#### [Stated goal]
Find every line in the records below that holds the word "Croix" and copy it.

#### [Data entries]
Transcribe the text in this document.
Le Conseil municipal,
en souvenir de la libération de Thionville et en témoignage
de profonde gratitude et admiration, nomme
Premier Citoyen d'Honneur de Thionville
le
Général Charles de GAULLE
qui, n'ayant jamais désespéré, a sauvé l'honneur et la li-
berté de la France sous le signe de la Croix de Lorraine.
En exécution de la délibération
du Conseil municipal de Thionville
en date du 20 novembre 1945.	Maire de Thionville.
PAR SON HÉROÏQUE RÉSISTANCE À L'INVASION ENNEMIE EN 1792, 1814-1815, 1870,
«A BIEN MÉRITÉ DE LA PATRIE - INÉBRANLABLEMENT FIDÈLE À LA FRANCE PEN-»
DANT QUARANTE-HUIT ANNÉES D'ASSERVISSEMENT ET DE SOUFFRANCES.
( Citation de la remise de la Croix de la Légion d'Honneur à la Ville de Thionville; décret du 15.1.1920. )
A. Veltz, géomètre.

...

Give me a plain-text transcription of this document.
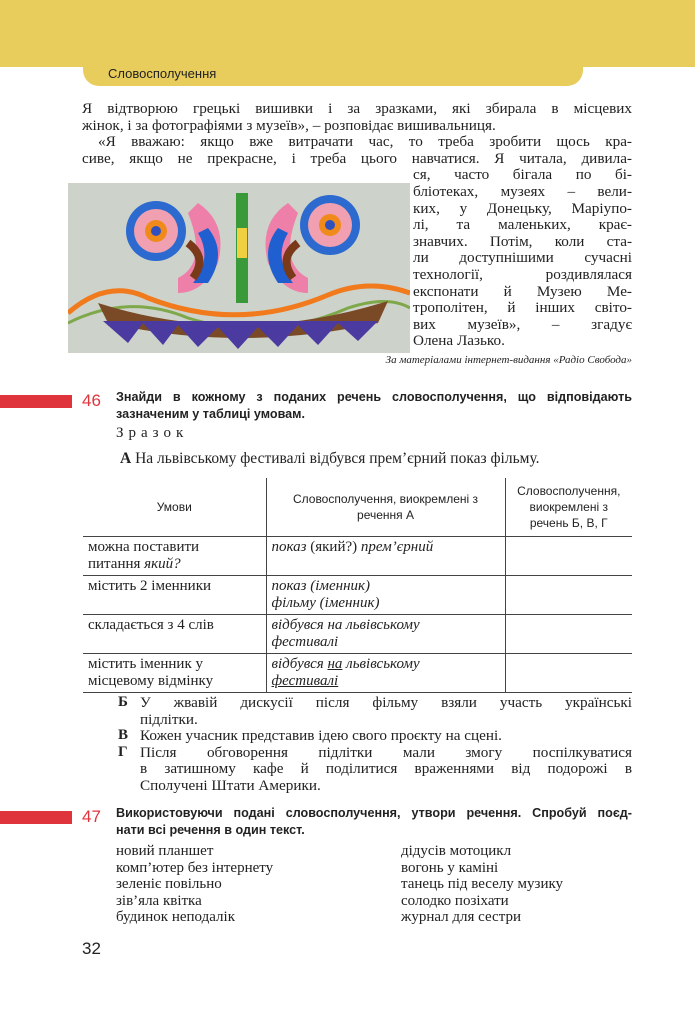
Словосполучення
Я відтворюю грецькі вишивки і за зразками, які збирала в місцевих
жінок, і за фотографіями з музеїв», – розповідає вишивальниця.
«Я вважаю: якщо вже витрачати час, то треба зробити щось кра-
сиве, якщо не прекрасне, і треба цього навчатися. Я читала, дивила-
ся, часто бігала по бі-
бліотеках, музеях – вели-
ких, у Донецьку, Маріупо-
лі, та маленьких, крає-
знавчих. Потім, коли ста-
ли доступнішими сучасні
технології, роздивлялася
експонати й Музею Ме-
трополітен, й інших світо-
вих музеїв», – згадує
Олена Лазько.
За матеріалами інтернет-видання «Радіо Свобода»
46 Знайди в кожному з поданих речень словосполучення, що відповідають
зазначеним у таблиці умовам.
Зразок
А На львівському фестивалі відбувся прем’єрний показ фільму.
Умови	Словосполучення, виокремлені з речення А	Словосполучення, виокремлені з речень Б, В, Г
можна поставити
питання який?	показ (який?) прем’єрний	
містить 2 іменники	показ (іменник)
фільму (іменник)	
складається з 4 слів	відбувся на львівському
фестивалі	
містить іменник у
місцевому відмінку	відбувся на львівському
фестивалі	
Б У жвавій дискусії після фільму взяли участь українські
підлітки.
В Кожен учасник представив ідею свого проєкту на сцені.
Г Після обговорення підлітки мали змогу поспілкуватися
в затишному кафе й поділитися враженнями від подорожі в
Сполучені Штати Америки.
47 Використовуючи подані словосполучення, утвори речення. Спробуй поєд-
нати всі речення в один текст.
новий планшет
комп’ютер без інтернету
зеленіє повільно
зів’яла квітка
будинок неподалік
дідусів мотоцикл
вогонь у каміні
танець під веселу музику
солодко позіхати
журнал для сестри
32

#### [The completed task]
berté de la France sous le signe de la Croix de Lorraine.
( Citation de la remise de la Croix de la Légion d'Honneur à la Ville de Thionville; décret du 15.1.1920. )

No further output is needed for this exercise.